Work to complete:
Find the lines of data that contain the string "تحریر", then list them.

Provided records:
____________________

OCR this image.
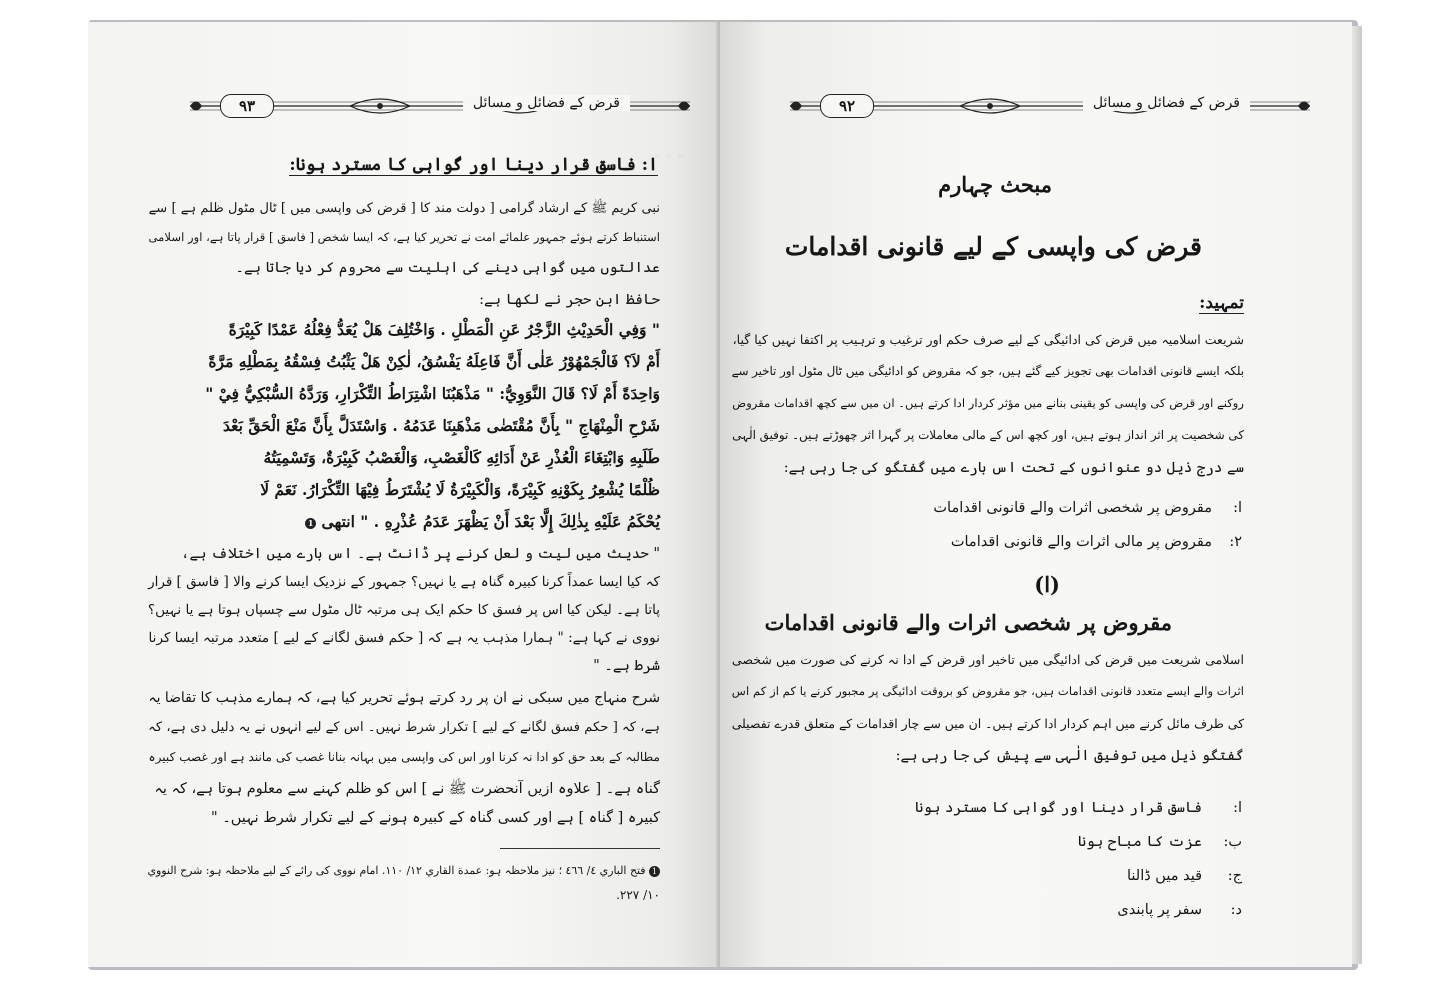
◦ ◦ ◦
۹۳	قرض کے فضائل و مسائل
ا: فاسق قرار دینا اور گواہی کا مسترد ہونا:
نبی کریم ﷺ کے ارشاد گرامی [ دولت مند کا [ قرض کی واپسی میں ] ٹال مٹول ظلم ہے ] سے
استنباط کرتے ہوئے جمہور علمائے امت نے تحریر کیا ہے، کہ ایسا شخص [ فاسق ] قرار پاتا ہے، اور اسلامی
عدالتوں میں گواہی دینے کی اہلیت سے محروم کر دیا جاتا ہے۔
حافظ ابن حجر نے لکھا ہے:
" وَفِي الْحَدِيْثِ الزَّجْرُ عَنِ الْمَطْلِ . وَاخْتُلِفَ هَلْ يُعَدُّ فِعْلُهُ عَمْدًا كَبِيْرَةً
أَمْ لاَ؟ فَالْجَمْهُوْرُ عَلٰى أَنَّ فَاعِلَهُ يَفْسُقُ، لٰكِنْ هَلْ يَثْبُتُ فِسْقُهُ بِمَطْلِهِ مَرَّةً
وَاحِدَةً أَمْ لَا؟ قَالَ النَّوَوِيُّ: " مَذْهَبُنَا اشْتِرَاطُ التِّكْرَارِ، وَرَدَّهُ السُّبْكِيُّ فِيْ "
شَرْحِ الْمِنْهَاجِ " بِأَنَّ مُقْتَضٰى مَذْهَبِنَا عَدَمُهُ . وَاسْتَدَلَّ بِأَنَّ مَنْعَ الْحَقِّ بَعْدَ
طَلَبِهِ وَابْتِغَاءَ الْعُذْرِ عَنْ أَدَائِهِ كَالْغَصْبِ، وَالْغَصْبُ كَبِيْرَةٌ، وَتَسْمِيَتُهُ
ظُلْمًا يُشْعِرُ بِكَوْنِهِ كَبِيْرَةً، وَالْكَبِيْرَةُ لَا يُشْتَرَطُ فِيْهَا التِّكْرَارُ. نَعَمْ لَا
يُحْكَمُ عَلَيْهِ بِذٰلِكَ إِلَّا بَعْدَ أَنْ يَظْهَرَ عَدَمُ عُذْرِهِ . " انتهی 1
" حدیث میں لیت و لعل کرنے پر ڈانٹ ہے۔ اس بارے میں اختلاف ہے،
کہ کیا ایسا عمداً کرنا کبیرہ گناہ ہے یا نہیں؟ جمہور کے نزدیک ایسا کرنے والا [ فاسق ] قرار
پاتا ہے۔ لیکن کیا اس پر فسق کا حکم ایک ہی مرتبہ ٹال مٹول سے چسپاں ہوتا ہے یا نہیں؟
نووی نے کہا ہے: " ہمارا مذہب یہ ہے کہ [ حکم فسق لگانے کے لیے ] متعدد مرتبہ ایسا کرنا
شرط ہے۔ "
شرح منہاج میں سبکی نے ان پر رد کرتے ہوئے تحریر کیا ہے، کہ ہمارے مذہب کا تقاضا یہ
ہے، کہ [ حکم فسق لگانے کے لیے ] تکرار شرط نہیں۔ اس کے لیے انہوں نے یہ دلیل دی ہے، کہ
مطالبہ کے بعد حق کو ادا نہ کرنا اور اس کی واپسی میں بہانہ بنانا غصب کی مانند ہے اور غصب کبیرہ
گناہ ہے۔ [ علاوہ ازیں آنحضرت ﷺ نے ] اس کو ظلم کہنے سے معلوم ہوتا ہے، کہ یہ
کبیرہ [ گناہ ] ہے اور کسی گناہ کے کبیرہ ہونے کے لیے تکرار شرط نہیں۔ "
1 فتح الباري ٤/ ٤٦٦ ؛ نیز ملاحظہ ہو: عمدة القاري ١٢/ ١١٠. امام نووی کی رائے کے لیے ملاحظہ ہو: شرح النووي
١٠/ ٢٢٧.
۹۲	قرض کے فضائل و مسائل
مبحث چہارم
قرض کی واپسی کے لیے قانونی اقدامات
تمہید:
شریعت اسلامیہ میں قرض کی ادائیگی کے لیے صرف حکم اور ترغیب و ترہیب پر اکتفا نہیں کیا گیا،
بلکہ ایسے قانونی اقدامات بھی تجویز کیے گئے ہیں، جو کہ مقروض کو ادائیگی میں ٹال مٹول اور تاخیر سے
روکنے اور قرض کی واپسی کو یقینی بنانے میں مؤثر کردار ادا کرتے ہیں۔ ان میں سے کچھ اقدامات مقروض
کی شخصیت پر اثر انداز ہوتے ہیں، اور کچھ اس کے مالی معاملات پر گہرا اثر چھوڑتے ہیں۔ توفیق الٰہی
سے درج ذیل دو عنوانوں کے تحت اس بارے میں گفتگو کی جا رہی ہے:
ا:
مقروض پر شخصی اثرات والے قانونی اقدامات
۲:
مقروض پر مالی اثرات والے قانونی اقدامات
(ا)
مقروض پر شخصی اثرات والے قانونی اقدامات
اسلامی شریعت میں قرض کی ادائیگی میں تاخیر اور قرض کے ادا نہ کرنے کی صورت میں شخصی
اثرات والے ایسے متعدد قانونی اقدامات ہیں، جو مقروض کو بروقت ادائیگی پر مجبور کرنے یا کم از کم اس
کی طرف مائل کرنے میں اہم کردار ادا کرتے ہیں۔ ان میں سے چار اقدامات کے متعلق قدرے تفصیلی
گفتگو ذیل میں توفیق الٰہی سے پیش کی جا رہی ہے:
ا:
فاسق قرار دینا اور گواہی کا مسترد ہونا
ب:
عزت کا مباح ہونا
ج:
قید میں ڈالنا
د:
سفر پر پابندی
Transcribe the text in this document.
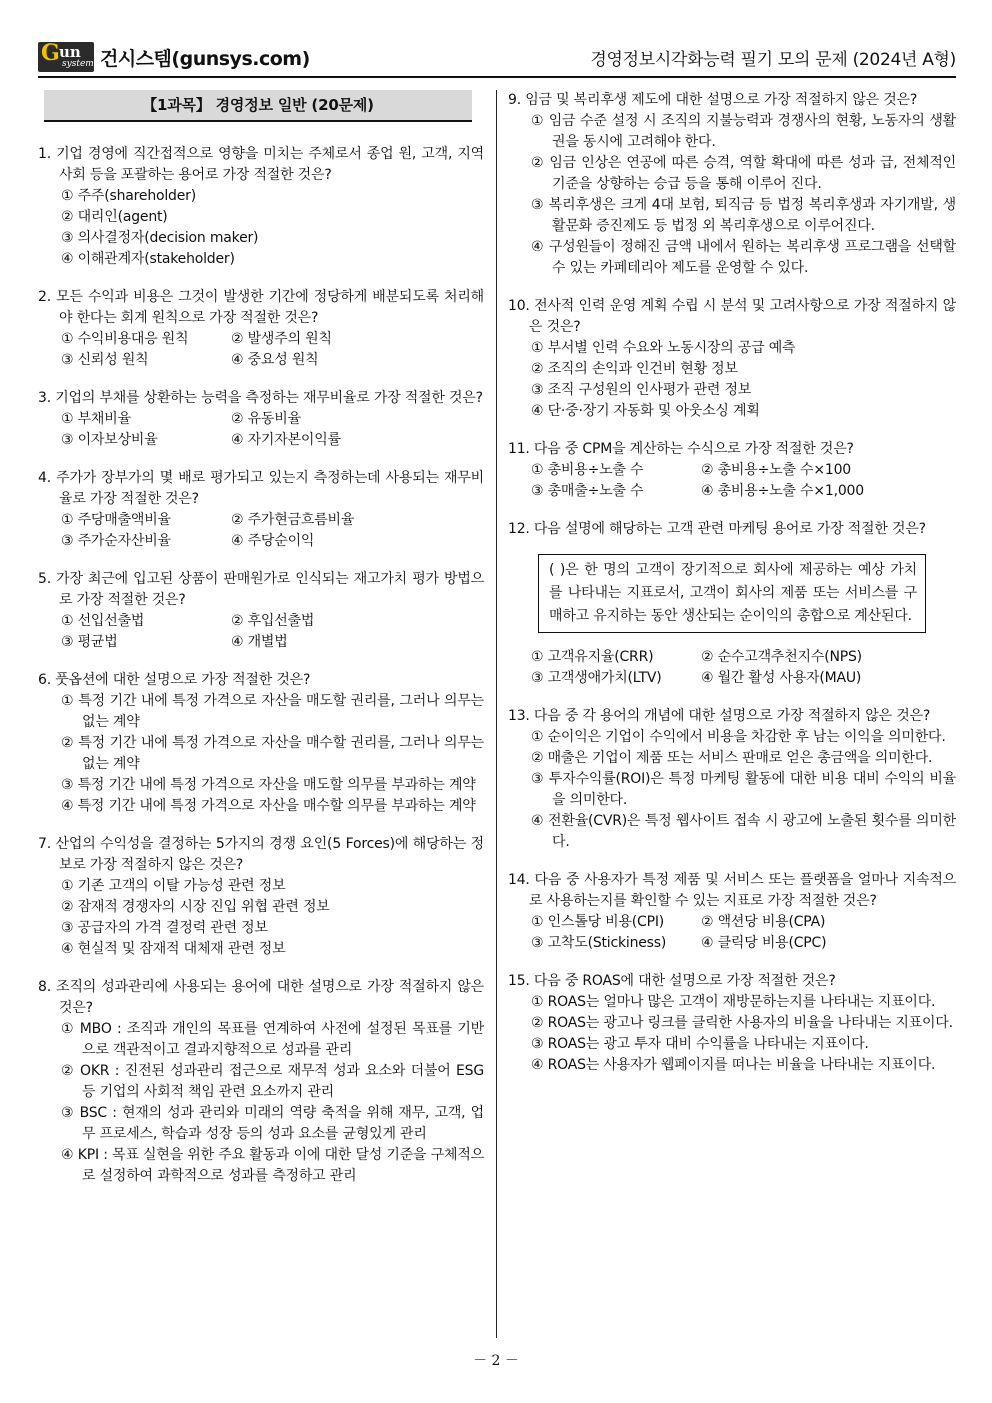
G un
system 건시스템(gunsys.com)	경영정보시각화능력 필기 모의 문제 (2024년 A형)
【1과목】 경영정보 일반 (20문제)
1. 기업 경영에 직간접적으로 영향을 미치는 주체로서 종업 원, 고객, 지역사회 등을 포괄하는 용어로 가장 적절한 것은?
① 주주(shareholder)
② 대리인(agent)
③ 의사결정자(decision maker)
④ 이해관계자(stakeholder)
2. 모든 수익과 비용은 그것이 발생한 기간에 정당하게 배분되도록 처리해야 한다는 회계 원칙으로 가장 적절한 것은?
① 수익비용대응 원칙	② 발생주의 원칙
③ 신뢰성 원칙	④ 중요성 원칙
3. 기업의 부채를 상환하는 능력을 측정하는 재무비율로 가장 적절한 것은?
① 부채비율	② 유동비율
③ 이자보상비율	④ 자기자본이익률
4. 주가가 장부가의 몇 배로 평가되고 있는지 측정하는데 사용되는 재무비율로 가장 적절한 것은?
① 주당매출액비율	② 주가현금흐름비율
③ 주가순자산비율	④ 주당순이익
5. 가장 최근에 입고된 상품이 판매원가로 인식되는 재고가치 평가 방법으로 가장 적절한 것은?
① 선입선출법	② 후입선출법
③ 평균법	④ 개별법
6. 풋옵션에 대한 설명으로 가장 적절한 것은?
① 특정 기간 내에 특정 가격으로 자산을 매도할 권리를, 그러나 의무는 없는 계약
② 특정 기간 내에 특정 가격으로 자산을 매수할 권리를, 그러나 의무는 없는 계약
③ 특정 기간 내에 특정 가격으로 자산을 매도할 의무를 부과하는 계약
④ 특정 기간 내에 특정 가격으로 자산을 매수할 의무를 부과하는 계약
7. 산업의 수익성을 결정하는 5가지의 경쟁 요인(5 Forces)에 해당하는 정보로 가장 적절하지 않은 것은?
① 기존 고객의 이탈 가능성 관련 정보
② 잠재적 경쟁자의 시장 진입 위협 관련 정보
③ 공급자의 가격 결정력 관련 정보
④ 현실적 및 잠재적 대체재 관련 정보
8. 조직의 성과관리에 사용되는 용어에 대한 설명으로 가장 적절하지 않은 것은?
① MBO : 조직과 개인의 목표를 연계하여 사전에 설정된 목표를 기반으로 객관적이고 결과지향적으로 성과를 관리
② OKR : 진전된 성과관리 접근으로 재무적 성과 요소와 더불어 ESG 등 기업의 사회적 책임 관련 요소까지 관리
③ BSC : 현재의 성과 관리와 미래의 역량 축적을 위해 재무, 고객, 업무 프로세스, 학습과 성장 등의 성과 요소를 균형있게 관리
④ KPI : 목표 실현을 위한 주요 활동과 이에 대한 달성 기준을 구체적으로 설정하여 과학적으로 성과를 측정하고 관리
9. 임금 및 복리후생 제도에 대한 설명으로 가장 적절하지 않은 것은?
① 임금 수준 설정 시 조직의 지불능력과 경쟁사의 현황, 노동자의 생활권을 동시에 고려해야 한다.
② 임금 인상은 연공에 따른 승격, 역할 확대에 따른 성과 급, 전체적인 기준을 상향하는 승급 등을 통해 이루어 진다.
③ 복리후생은 크게 4대 보험, 퇴직금 등 법정 복리후생과 자기개발, 생활문화 증진제도 등 법정 외 복리후생으로 이루어진다.
④ 구성원들이 정해진 금액 내에서 원하는 복리후생 프로그램을 선택할 수 있는 카페테리아 제도를 운영할 수 있다.
10. 전사적 인력 운영 계획 수립 시 분석 및 고려사항으로 가장 적절하지 않은 것은?
① 부서별 인력 수요와 노동시장의 공급 예측
② 조직의 손익과 인건비 현황 정보
③ 조직 구성원의 인사평가 관련 정보
④ 단·중·장기 자동화 및 아웃소싱 계획
11. 다음 중 CPM을 계산하는 수식으로 가장 적절한 것은?
① 총비용÷노출 수	② 총비용÷노출 수×100
③ 총매출÷노출 수	④ 총비용÷노출 수×1,000
12. 다음 설명에 해당하는 고객 관련 마케팅 용어로 가장 적절한 것은?
( )은 한 명의 고객이 장기적으로 회사에 제공하는 예상 가치를 나타내는 지표로서, 고객이 회사의 제품 또는 서비스를 구매하고 유지하는 동안 생산되는 순이익의 총합으로 계산된다.
① 고객유지율(CRR)	② 순수고객추천지수(NPS)
③ 고객생애가치(LTV)	④ 월간 활성 사용자(MAU)
13. 다음 중 각 용어의 개념에 대한 설명으로 가장 적절하지 않은 것은?
① 순이익은 기업이 수익에서 비용을 차감한 후 남는 이익을 의미한다.
② 매출은 기업이 제품 또는 서비스 판매로 얻은 총금액을 의미한다.
③ 투자수익률(ROI)은 특정 마케팅 활동에 대한 비용 대비 수익의 비율을 의미한다.
④ 전환율(CVR)은 특정 웹사이트 접속 시 광고에 노출된 횟수를 의미한다.
14. 다음 중 사용자가 특정 제품 및 서비스 또는 플랫폼을 얼마나 지속적으로 사용하는지를 확인할 수 있는 지표로 가장 적절한 것은?
① 인스톨당 비용(CPI)	② 액션당 비용(CPA)
③ 고착도(Stickiness)	④ 클릭당 비용(CPC)
15. 다음 중 ROAS에 대한 설명으로 가장 적절한 것은?
① ROAS는 얼마나 많은 고객이 재방문하는지를 나타내는 지표이다.
② ROAS는 광고나 링크를 클릭한 사용자의 비율을 나타내는 지표이다.
③ ROAS는 광고 투자 대비 수익률을 나타내는 지표이다.
④ ROAS는 사용자가 웹페이지를 떠나는 비율을 나타내는 지표이다.
－ 2 －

____________________

Task output:
استنباط کرتے ہوئے جمہور علمائے امت نے تحریر کیا ہے، کہ ایسا شخص [ فاسق ] قرار پاتا ہے، اور اسلامی
شرح منہاج میں سبکی نے ان پر رد کرتے ہوئے تحریر کیا ہے، کہ ہمارے مذہب کا تقاضا یہ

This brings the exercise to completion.